(Dataset rows)
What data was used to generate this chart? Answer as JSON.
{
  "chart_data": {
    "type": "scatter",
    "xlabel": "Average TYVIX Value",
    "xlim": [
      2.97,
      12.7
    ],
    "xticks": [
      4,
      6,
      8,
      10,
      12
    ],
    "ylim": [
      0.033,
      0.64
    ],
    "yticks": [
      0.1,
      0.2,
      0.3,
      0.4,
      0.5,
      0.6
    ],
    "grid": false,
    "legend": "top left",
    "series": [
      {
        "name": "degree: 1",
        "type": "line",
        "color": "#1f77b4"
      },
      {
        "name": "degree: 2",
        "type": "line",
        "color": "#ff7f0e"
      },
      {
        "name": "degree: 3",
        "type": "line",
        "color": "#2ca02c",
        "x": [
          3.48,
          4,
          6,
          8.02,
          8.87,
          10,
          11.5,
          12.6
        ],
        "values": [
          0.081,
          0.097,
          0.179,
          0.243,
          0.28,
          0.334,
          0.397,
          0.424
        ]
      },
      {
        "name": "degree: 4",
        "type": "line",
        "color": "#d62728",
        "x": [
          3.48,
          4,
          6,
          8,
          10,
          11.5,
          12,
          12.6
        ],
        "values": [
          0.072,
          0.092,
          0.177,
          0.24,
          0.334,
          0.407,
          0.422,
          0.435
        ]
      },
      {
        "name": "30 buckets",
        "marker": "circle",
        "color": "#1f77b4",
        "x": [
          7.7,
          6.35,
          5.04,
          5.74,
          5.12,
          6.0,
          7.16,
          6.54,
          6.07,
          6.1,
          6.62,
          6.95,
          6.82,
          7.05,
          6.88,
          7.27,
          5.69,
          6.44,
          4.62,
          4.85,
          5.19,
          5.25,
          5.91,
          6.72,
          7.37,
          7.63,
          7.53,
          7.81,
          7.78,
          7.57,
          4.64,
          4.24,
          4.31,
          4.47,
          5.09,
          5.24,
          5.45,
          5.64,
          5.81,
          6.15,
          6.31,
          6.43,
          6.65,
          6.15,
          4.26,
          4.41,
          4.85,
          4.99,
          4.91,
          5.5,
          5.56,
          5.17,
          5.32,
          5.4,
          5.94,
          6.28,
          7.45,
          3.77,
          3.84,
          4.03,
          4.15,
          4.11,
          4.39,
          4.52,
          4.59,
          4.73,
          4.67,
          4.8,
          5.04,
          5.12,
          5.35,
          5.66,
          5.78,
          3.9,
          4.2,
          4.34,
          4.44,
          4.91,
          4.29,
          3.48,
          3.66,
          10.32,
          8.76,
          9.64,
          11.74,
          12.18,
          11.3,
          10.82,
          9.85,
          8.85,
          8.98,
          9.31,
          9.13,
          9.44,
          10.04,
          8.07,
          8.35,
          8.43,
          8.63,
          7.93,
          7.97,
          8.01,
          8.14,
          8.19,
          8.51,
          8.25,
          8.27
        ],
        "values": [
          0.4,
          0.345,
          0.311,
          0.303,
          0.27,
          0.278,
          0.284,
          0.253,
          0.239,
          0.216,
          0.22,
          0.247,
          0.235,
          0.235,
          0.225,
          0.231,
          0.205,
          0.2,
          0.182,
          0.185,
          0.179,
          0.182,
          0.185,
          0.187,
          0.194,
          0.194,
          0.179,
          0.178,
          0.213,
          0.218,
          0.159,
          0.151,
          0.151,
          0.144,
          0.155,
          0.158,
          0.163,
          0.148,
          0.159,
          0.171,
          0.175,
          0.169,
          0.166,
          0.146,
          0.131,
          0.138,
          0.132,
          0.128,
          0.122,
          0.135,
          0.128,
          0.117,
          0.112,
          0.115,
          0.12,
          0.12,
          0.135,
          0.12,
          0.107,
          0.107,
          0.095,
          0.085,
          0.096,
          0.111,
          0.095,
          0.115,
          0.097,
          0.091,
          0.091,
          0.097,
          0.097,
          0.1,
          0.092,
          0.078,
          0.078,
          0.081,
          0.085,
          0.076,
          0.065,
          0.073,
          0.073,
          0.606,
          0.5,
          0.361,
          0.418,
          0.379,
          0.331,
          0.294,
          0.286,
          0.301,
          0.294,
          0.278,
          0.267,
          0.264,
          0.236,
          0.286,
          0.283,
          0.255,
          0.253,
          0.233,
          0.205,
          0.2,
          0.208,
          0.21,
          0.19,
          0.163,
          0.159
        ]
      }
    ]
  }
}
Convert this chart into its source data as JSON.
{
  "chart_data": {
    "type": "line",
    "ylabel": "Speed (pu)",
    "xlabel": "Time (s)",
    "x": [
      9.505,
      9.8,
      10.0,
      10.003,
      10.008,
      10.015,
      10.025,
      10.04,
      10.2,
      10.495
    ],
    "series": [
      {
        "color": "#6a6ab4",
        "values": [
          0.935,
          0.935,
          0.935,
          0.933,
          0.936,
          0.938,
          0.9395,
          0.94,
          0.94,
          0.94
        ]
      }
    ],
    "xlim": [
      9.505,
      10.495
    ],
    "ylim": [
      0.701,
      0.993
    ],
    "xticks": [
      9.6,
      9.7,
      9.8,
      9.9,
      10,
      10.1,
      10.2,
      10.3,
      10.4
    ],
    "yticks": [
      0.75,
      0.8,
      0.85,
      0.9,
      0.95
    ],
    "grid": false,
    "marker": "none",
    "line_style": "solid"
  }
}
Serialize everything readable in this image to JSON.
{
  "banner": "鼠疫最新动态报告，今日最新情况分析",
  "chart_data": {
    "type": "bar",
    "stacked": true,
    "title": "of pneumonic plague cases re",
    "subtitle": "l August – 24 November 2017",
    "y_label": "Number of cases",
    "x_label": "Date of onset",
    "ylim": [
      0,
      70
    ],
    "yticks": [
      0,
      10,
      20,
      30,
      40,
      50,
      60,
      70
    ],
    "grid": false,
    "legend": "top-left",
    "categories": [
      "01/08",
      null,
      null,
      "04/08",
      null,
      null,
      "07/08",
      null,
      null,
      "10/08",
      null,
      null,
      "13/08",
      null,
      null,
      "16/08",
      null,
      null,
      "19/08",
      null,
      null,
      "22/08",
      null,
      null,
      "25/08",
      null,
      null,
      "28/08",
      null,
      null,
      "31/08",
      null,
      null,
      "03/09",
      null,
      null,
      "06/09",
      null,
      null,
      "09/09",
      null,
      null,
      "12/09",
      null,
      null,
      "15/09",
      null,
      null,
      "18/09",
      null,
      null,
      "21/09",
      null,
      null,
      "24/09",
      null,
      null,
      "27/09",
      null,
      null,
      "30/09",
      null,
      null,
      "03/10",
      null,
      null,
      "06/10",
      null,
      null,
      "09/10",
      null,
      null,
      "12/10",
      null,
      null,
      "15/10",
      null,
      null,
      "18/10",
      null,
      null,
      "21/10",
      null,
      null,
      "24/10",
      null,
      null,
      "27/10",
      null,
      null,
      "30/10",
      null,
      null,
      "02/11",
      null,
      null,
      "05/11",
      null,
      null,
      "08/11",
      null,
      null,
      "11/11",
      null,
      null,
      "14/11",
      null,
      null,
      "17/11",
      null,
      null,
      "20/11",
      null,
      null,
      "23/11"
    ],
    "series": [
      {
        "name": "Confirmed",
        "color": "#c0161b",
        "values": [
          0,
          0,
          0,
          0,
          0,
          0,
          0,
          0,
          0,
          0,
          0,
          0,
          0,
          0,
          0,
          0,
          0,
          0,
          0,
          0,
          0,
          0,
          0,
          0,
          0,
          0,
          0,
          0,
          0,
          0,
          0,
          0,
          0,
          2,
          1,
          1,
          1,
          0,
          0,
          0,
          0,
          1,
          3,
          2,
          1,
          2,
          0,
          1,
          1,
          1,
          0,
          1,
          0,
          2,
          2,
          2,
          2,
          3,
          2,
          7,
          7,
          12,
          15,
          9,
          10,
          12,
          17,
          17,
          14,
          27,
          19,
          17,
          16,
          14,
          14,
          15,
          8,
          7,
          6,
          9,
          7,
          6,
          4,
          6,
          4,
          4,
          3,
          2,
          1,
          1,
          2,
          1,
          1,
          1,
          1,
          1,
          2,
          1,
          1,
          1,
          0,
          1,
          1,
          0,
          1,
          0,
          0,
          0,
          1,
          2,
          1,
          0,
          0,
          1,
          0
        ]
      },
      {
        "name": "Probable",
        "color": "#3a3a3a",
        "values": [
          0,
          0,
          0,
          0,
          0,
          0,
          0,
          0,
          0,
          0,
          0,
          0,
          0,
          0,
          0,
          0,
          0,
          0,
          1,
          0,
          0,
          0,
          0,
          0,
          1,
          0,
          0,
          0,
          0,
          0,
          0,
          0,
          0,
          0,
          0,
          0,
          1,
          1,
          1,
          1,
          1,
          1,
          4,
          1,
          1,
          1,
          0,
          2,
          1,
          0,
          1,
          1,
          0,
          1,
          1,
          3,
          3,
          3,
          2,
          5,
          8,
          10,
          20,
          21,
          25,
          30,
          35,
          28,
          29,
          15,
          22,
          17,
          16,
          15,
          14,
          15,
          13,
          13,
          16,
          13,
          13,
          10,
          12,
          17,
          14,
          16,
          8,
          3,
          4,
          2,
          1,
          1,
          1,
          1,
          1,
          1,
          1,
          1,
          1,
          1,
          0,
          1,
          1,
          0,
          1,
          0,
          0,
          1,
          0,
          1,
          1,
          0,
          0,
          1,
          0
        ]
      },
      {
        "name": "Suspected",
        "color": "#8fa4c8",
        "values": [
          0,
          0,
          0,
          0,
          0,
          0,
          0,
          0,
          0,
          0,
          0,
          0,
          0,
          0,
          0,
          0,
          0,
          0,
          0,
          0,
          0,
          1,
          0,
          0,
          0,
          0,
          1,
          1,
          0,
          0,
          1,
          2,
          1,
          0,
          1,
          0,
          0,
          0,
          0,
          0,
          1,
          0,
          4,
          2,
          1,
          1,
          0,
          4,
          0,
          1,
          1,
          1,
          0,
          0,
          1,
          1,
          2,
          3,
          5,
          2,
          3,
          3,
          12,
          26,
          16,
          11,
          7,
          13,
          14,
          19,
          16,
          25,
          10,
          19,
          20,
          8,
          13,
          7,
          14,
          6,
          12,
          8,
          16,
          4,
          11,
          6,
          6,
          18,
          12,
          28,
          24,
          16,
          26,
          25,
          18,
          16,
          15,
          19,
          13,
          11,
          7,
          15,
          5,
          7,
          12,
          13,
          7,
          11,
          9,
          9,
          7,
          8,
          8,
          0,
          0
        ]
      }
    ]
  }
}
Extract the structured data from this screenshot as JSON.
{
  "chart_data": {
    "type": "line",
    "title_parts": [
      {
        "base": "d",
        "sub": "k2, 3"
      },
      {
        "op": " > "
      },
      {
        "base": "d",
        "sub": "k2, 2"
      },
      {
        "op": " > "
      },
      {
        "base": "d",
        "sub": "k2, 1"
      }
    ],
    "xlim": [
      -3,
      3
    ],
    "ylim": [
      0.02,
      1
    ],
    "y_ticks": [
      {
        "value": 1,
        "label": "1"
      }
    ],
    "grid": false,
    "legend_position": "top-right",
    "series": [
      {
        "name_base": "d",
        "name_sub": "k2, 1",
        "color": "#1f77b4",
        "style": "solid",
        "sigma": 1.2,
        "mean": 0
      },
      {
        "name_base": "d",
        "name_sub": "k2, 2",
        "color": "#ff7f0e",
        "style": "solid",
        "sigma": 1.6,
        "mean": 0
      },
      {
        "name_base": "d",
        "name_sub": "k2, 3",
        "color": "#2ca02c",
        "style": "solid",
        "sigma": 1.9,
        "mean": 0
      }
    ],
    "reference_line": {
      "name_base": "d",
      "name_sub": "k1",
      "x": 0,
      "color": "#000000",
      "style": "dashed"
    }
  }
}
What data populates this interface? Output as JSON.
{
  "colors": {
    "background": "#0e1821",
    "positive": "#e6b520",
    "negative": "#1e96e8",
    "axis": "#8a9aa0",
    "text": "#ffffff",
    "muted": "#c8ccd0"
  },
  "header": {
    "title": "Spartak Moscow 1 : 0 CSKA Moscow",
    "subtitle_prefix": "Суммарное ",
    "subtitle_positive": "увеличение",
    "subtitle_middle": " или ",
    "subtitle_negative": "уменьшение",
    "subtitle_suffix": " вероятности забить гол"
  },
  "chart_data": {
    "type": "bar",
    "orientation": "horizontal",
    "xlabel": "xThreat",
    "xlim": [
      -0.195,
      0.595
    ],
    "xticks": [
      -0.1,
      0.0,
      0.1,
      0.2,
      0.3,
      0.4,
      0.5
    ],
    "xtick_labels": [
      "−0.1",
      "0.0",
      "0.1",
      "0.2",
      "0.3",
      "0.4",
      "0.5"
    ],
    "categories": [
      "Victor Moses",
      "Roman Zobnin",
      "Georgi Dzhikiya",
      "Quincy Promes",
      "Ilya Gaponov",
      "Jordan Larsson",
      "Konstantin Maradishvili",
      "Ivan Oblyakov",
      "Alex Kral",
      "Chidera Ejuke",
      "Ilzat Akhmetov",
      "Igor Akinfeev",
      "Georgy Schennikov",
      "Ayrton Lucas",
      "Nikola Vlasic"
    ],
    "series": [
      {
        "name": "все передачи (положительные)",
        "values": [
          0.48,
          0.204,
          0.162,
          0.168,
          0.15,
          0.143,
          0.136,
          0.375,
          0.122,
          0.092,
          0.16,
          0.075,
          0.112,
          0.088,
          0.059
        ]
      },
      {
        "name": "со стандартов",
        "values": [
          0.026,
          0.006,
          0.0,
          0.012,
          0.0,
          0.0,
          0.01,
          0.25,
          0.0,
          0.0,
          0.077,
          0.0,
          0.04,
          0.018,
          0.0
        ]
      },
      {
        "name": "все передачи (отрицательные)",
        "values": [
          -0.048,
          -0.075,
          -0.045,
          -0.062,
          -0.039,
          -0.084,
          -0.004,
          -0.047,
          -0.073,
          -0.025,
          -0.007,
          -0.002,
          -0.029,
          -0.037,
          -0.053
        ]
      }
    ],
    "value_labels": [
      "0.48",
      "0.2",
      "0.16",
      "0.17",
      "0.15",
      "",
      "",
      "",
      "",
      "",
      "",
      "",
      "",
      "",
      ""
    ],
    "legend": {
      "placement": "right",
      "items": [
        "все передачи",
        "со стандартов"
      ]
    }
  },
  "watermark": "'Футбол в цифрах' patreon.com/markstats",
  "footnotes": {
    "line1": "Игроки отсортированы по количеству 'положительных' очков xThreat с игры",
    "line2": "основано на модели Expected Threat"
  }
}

• **YOUR OBJECTIVE**: Using the records above, select and copy every line that has the word "What".

• **ANSWER TO THE TASK**:
What data was used to generate this chart? Answer as JSON.
What data populates this interface? Output as JSON.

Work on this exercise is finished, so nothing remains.